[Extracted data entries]
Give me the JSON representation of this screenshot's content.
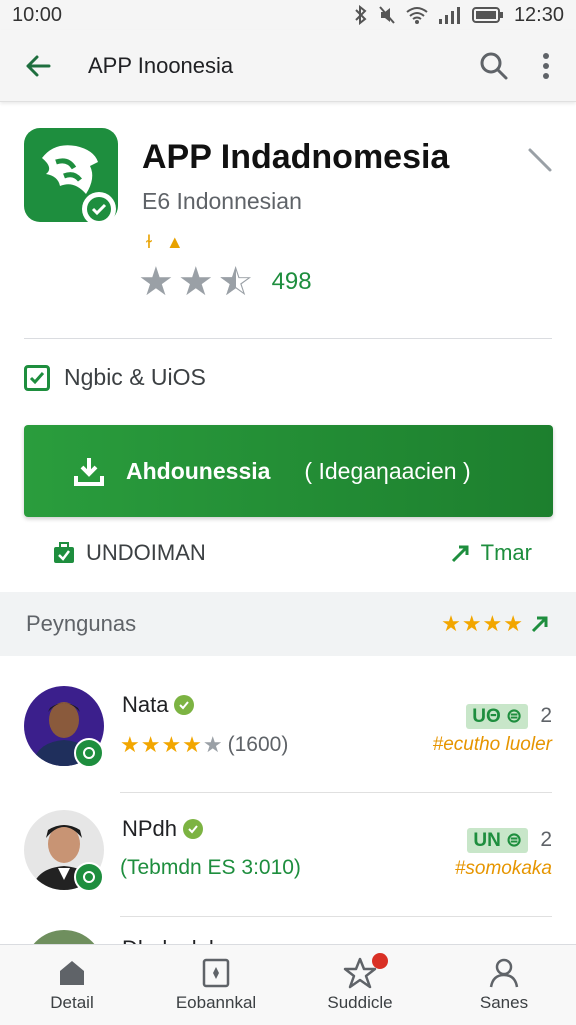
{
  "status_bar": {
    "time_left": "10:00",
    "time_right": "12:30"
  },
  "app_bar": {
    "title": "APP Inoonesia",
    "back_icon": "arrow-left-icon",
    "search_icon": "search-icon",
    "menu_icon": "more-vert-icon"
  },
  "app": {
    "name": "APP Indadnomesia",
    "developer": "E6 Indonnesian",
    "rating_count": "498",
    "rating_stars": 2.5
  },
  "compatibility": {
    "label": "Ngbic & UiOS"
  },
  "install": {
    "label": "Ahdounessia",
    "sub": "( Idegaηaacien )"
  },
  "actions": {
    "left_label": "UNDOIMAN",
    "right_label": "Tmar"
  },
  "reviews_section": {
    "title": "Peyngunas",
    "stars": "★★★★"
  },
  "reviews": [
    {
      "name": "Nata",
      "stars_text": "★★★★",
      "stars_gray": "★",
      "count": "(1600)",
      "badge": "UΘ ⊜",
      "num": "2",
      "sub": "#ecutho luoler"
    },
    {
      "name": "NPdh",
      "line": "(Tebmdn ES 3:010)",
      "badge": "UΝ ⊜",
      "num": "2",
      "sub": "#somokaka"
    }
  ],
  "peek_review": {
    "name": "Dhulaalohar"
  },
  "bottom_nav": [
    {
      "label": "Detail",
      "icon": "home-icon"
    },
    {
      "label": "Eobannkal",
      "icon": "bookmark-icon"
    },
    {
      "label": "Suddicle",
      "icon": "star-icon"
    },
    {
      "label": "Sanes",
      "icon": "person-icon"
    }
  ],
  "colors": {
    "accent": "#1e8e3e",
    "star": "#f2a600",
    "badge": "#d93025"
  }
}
* * *
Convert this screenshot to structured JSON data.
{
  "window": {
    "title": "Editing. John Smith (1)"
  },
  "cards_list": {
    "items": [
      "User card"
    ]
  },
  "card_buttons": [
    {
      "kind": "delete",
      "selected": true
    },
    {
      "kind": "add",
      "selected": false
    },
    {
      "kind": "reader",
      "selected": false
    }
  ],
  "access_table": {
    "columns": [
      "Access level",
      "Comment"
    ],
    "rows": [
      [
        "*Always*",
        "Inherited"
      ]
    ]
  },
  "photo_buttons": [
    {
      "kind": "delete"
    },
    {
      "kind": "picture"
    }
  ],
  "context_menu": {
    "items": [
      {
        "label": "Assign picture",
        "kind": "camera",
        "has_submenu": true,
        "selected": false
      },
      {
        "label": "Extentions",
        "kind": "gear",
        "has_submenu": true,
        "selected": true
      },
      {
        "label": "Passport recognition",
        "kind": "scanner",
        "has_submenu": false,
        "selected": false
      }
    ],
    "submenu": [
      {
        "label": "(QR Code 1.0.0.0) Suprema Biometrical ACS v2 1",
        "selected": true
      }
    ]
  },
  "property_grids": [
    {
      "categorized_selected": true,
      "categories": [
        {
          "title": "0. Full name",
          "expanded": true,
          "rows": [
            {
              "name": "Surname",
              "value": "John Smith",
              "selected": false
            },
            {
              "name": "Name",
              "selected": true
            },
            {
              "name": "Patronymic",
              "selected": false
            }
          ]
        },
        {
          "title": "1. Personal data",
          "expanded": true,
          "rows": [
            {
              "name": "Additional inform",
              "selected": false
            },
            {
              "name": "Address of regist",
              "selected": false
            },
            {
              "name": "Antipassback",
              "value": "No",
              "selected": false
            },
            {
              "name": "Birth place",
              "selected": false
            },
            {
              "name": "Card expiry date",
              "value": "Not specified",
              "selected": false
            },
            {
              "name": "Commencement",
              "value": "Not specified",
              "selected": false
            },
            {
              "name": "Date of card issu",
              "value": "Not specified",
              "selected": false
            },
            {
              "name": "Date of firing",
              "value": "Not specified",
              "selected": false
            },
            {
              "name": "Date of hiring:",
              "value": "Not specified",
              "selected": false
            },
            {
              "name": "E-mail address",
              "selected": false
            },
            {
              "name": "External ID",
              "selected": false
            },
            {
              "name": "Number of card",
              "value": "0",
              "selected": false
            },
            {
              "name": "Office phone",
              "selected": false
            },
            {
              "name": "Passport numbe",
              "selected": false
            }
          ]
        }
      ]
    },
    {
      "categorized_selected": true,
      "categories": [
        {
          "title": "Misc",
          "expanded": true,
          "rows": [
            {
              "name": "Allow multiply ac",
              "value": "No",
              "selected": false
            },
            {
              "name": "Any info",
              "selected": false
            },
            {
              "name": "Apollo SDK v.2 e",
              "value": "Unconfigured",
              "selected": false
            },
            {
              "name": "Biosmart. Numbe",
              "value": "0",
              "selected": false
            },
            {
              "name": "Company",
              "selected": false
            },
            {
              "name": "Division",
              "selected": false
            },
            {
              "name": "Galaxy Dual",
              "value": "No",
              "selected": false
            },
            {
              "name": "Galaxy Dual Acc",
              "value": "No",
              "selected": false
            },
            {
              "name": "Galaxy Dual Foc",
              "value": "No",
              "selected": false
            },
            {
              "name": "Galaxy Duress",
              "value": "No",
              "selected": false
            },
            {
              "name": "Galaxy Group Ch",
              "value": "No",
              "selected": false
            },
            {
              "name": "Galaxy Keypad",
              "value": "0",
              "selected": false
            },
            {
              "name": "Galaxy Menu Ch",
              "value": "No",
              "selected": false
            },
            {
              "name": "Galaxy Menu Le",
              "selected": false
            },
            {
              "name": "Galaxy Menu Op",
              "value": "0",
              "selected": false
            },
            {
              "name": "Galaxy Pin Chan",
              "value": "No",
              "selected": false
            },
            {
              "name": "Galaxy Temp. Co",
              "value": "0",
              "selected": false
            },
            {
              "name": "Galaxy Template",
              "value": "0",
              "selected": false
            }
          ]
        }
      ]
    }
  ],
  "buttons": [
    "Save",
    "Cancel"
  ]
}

→ What you should do
Filter the records down to the lines that contain the string "this", and copy those lines.

→ Finished task
Give me the JSON representation of this screenshot's content.
Convert this screenshot to structured JSON data.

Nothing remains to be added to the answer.